## Set task
Copy each line that contains the word "leise".

## Dataset content
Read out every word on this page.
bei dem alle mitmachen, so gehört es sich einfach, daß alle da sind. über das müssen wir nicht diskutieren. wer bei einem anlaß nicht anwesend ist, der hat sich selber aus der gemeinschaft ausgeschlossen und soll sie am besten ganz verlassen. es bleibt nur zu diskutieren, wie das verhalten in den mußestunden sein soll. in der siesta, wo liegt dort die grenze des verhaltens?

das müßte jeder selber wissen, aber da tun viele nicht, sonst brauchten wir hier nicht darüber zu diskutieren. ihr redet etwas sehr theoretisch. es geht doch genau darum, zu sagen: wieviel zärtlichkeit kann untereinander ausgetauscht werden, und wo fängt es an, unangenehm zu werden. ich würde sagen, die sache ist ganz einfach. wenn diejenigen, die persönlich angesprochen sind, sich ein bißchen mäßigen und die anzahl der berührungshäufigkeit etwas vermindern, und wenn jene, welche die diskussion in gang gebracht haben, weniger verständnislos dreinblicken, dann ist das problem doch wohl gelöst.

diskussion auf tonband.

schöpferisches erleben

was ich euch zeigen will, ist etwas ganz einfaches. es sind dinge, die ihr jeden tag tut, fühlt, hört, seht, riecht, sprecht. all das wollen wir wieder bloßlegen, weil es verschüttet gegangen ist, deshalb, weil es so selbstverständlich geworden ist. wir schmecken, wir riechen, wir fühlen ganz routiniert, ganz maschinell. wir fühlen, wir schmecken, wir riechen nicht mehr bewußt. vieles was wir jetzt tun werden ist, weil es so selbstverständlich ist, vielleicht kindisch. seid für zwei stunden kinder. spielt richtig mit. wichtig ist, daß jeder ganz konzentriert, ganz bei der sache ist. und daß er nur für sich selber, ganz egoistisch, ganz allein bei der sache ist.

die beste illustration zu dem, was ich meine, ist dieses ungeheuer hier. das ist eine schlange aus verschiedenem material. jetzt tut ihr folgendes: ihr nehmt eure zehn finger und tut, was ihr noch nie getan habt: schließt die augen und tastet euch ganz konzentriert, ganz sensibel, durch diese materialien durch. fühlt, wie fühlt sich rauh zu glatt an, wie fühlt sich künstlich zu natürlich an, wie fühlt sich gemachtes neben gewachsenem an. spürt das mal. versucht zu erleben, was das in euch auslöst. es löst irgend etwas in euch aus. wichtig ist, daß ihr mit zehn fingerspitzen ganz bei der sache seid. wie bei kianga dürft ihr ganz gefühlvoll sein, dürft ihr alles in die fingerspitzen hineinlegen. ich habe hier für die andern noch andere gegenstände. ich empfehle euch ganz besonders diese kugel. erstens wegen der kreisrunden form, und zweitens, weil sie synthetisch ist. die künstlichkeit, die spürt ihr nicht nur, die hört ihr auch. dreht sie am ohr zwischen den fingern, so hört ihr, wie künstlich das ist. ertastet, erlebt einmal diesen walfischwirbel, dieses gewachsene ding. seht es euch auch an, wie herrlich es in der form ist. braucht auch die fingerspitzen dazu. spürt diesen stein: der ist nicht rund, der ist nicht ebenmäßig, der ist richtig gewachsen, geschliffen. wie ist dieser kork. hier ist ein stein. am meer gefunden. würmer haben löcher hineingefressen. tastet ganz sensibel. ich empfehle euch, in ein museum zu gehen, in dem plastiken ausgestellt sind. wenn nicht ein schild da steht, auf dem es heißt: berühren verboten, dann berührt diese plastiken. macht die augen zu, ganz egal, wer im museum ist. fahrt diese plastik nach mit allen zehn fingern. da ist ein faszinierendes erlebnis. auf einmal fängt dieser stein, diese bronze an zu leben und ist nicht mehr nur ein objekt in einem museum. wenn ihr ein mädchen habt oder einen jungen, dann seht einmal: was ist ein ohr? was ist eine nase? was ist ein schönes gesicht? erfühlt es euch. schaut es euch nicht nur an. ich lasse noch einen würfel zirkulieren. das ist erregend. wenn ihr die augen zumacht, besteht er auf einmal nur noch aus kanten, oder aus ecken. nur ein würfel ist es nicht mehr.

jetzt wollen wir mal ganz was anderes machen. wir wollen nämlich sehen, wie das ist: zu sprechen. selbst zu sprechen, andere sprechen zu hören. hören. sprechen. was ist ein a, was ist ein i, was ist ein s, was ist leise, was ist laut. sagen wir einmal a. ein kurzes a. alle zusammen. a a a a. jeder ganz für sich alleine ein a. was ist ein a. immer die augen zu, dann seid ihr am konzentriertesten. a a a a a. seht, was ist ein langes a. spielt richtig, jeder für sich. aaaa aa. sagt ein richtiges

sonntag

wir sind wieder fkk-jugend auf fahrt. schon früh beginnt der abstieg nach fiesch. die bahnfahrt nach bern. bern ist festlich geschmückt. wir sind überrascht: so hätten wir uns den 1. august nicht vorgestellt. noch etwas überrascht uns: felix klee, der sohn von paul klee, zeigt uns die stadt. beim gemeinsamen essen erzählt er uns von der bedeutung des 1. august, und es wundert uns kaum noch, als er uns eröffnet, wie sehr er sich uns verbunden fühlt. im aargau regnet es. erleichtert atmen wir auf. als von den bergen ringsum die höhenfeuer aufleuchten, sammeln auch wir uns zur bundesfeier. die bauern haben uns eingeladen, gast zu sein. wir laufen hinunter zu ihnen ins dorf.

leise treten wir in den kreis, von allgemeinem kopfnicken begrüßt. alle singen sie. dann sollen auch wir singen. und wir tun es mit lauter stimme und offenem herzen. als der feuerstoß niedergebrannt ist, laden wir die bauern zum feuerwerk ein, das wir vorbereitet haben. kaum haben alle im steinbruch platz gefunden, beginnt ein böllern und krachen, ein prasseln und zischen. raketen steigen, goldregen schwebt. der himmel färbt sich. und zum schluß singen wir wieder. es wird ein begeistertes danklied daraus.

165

## Exercise answer
jetzt wollen wir mal ganz was anderes machen. wir wollen nämlich sehen, wie das ist: zu sprechen. selbst zu sprechen, andere sprechen zu hören. hören. sprechen. was ist ein a, was ist ein i, was ist ein s, was ist leise, was ist laut. sagen wir einmal a. ein kurzes a. alle zusammen. a a a a. jeder ganz für sich alleine ein a. was ist ein a. immer die augen zu, dann seid ihr am konzentriertesten. a a a a a. seht, was ist ein langes a. spielt richtig, jeder für sich. aaaa aa. sagt ein richtiges
leise treten wir in den kreis, von allgemeinem kopfnicken begrüßt. alle singen sie. dann sollen auch wir singen. und wir tun es mit lauter stimme und offenem herzen. als der feuerstoß niedergebrannt ist, laden wir die bauern zum feuerwerk ein, das wir vorbereitet haben. kaum haben alle im steinbruch platz gefunden, beginnt ein böllern und krachen, ein prasseln und zischen. raketen steigen, goldregen schwebt. der himmel färbt sich. und zum schluß singen wir wieder. es wird ein begeistertes danklied daraus.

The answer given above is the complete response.